(begin)

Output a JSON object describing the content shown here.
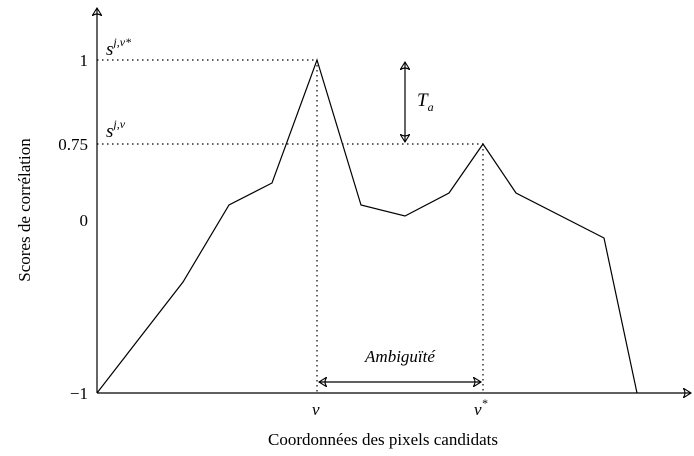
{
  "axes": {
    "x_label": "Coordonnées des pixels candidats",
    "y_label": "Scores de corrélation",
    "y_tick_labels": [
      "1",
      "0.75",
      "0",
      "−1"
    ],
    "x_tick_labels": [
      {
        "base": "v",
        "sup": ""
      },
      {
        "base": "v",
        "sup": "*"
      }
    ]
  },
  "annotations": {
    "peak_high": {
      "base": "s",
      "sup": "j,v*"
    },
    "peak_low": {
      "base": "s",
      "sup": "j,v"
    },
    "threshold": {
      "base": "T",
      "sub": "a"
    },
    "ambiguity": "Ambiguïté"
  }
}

(end)

Give back every line exactly as it stands, pictures excluded.

Output a JSON object describing the content shown here.
{
  "axes": {
    "x_label": "Coordonnées des pixels candidats",
    "y_label": "Scores de corrélation",
    "y_tick_labels": [
      "1",
      "0.75",
      "0",
      "−1"
    ],
    "x_tick_labels": [
      {
        "base": "v",
        "sup": ""
      },
      {
        "base": "v",
        "sup": "*"
      }
    ]
  },
  "annotations": {
    "peak_high": {
      "base": "s",
      "sup": "j,v*"
    },
    "peak_low": {
      "base": "s",
      "sup": "j,v"
    },
    "threshold": {
      "base": "T",
      "sub": "a"
    },
    "ambiguity": "Ambiguïté"
  }
}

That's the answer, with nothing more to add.